--- START ---

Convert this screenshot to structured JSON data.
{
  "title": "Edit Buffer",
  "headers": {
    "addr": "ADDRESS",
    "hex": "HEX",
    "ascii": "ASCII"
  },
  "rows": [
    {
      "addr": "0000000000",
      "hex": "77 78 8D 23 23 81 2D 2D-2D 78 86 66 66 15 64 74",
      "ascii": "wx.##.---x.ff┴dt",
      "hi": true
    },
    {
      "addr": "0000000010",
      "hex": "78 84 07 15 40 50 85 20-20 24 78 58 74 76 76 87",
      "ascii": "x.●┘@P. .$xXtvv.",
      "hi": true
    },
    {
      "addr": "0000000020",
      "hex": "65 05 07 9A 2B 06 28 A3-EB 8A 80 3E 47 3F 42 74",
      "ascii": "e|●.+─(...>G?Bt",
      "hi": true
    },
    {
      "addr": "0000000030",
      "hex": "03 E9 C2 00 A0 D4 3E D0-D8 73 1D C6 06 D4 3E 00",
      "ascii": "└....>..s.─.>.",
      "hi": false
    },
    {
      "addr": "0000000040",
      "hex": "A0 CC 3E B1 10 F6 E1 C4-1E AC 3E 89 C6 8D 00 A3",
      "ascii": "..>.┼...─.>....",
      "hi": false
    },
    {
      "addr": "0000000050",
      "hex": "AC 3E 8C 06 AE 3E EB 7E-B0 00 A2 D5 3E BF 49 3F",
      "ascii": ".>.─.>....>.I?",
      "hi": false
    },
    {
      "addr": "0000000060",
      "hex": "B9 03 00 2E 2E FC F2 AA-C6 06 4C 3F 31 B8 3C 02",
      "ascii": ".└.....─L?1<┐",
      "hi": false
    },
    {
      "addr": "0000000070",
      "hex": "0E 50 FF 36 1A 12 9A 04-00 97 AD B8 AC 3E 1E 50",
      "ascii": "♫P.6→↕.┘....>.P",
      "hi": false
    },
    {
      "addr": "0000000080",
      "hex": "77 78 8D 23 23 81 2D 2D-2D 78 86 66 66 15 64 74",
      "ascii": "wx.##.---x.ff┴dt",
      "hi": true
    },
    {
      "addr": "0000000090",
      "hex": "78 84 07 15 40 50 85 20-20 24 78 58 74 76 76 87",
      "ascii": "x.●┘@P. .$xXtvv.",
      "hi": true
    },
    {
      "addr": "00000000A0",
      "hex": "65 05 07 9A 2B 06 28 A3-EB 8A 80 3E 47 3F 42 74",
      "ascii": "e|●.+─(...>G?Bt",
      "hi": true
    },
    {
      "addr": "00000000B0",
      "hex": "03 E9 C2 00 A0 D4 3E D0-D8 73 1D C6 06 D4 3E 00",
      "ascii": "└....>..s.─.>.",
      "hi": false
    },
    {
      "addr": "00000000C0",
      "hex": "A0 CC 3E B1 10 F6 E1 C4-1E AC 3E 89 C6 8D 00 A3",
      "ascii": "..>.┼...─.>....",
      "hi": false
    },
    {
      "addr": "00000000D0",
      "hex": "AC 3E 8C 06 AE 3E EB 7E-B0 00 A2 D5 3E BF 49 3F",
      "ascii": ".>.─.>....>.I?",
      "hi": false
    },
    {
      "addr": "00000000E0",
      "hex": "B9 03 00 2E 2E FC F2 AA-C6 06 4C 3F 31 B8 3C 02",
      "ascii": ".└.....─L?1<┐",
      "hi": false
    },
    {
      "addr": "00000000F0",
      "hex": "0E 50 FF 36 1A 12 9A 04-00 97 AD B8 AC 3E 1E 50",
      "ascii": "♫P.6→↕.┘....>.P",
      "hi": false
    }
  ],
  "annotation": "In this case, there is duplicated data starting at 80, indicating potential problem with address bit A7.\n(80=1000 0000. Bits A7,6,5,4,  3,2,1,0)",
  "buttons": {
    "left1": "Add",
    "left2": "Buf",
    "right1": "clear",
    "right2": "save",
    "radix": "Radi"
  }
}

--- END ---

### WHAT YOU ARE ASKED TO DO
Your task is to print all of the records exactly.

### FINISHED ANSWER
Convert this screenshot to structured JSON data.
{
  "title": "Edit Buffer",
  "headers": {
    "addr": "ADDRESS",
    "hex": "HEX",
    "ascii": "ASCII"
  },
  "rows": [
    {
      "addr": "0000000000",
      "hex": "77 78 8D 23 23 81 2D 2D-2D 78 86 66 66 15 64 74",
      "ascii": "wx.##.---x.ff┴dt",
      "hi": true
    },
    {
      "addr": "0000000010",
      "hex": "78 84 07 15 40 50 85 20-20 24 78 58 74 76 76 87",
      "ascii": "x.●┘@P. .$xXtvv.",
      "hi": true
    },
    {
      "addr": "0000000020",
      "hex": "65 05 07 9A 2B 06 28 A3-EB 8A 80 3E 47 3F 42 74",
      "ascii": "e|●.+─(...>G?Bt",
      "hi": true
    },
    {
      "addr": "0000000030",
      "hex": "03 E9 C2 00 A0 D4 3E D0-D8 73 1D C6 06 D4 3E 00",
      "ascii": "└....>..s.─.>.",
      "hi": false
    },
    {
      "addr": "0000000040",
      "hex": "A0 CC 3E B1 10 F6 E1 C4-1E AC 3E 89 C6 8D 00 A3",
      "ascii": "..>.┼...─.>....",
      "hi": false
    },
    {
      "addr": "0000000050",
      "hex": "AC 3E 8C 06 AE 3E EB 7E-B0 00 A2 D5 3E BF 49 3F",
      "ascii": ".>.─.>....>.I?",
      "hi": false
    },
    {
      "addr": "0000000060",
      "hex": "B9 03 00 2E 2E FC F2 AA-C6 06 4C 3F 31 B8 3C 02",
      "ascii": ".└.....─L?1<┐",
      "hi": false
    },
    {
      "addr": "0000000070",
      "hex": "0E 50 FF 36 1A 12 9A 04-00 97 AD B8 AC 3E 1E 50",
      "ascii": "♫P.6→↕.┘....>.P",
      "hi": false
    },
    {
      "addr": "0000000080",
      "hex": "77 78 8D 23 23 81 2D 2D-2D 78 86 66 66 15 64 74",
      "ascii": "wx.##.---x.ff┴dt",
      "hi": true
    },
    {
      "addr": "0000000090",
      "hex": "78 84 07 15 40 50 85 20-20 24 78 58 74 76 76 87",
      "ascii": "x.●┘@P. .$xXtvv.",
      "hi": true
    },
    {
      "addr": "00000000A0",
      "hex": "65 05 07 9A 2B 06 28 A3-EB 8A 80 3E 47 3F 42 74",
      "ascii": "e|●.+─(...>G?Bt",
      "hi": true
    },
    {
      "addr": "00000000B0",
      "hex": "03 E9 C2 00 A0 D4 3E D0-D8 73 1D C6 06 D4 3E 00",
      "ascii": "└....>..s.─.>.",
      "hi": false
    },
    {
      "addr": "00000000C0",
      "hex": "A0 CC 3E B1 10 F6 E1 C4-1E AC 3E 89 C6 8D 00 A3",
      "ascii": "..>.┼...─.>....",
      "hi": false
    },
    {
      "addr": "00000000D0",
      "hex": "AC 3E 8C 06 AE 3E EB 7E-B0 00 A2 D5 3E BF 49 3F",
      "ascii": ".>.─.>....>.I?",
      "hi": false
    },
    {
      "addr": "00000000E0",
      "hex": "B9 03 00 2E 2E FC F2 AA-C6 06 4C 3F 31 B8 3C 02",
      "ascii": ".└.....─L?1<┐",
      "hi": false
    },
    {
      "addr": "00000000F0",
      "hex": "0E 50 FF 36 1A 12 9A 04-00 97 AD B8 AC 3E 1E 50",
      "ascii": "♫P.6→↕.┘....>.P",
      "hi": false
    }
  ],
  "annotation": "In this case, there is duplicated data starting at 80, indicating potential problem with address bit A7.\n(80=1000 0000. Bits A7,6,5,4,  3,2,1,0)",
  "buttons": {
    "left1": "Add",
    "left2": "Buf",
    "right1": "clear",
    "right2": "save",
    "radix": "Radi"
  }
}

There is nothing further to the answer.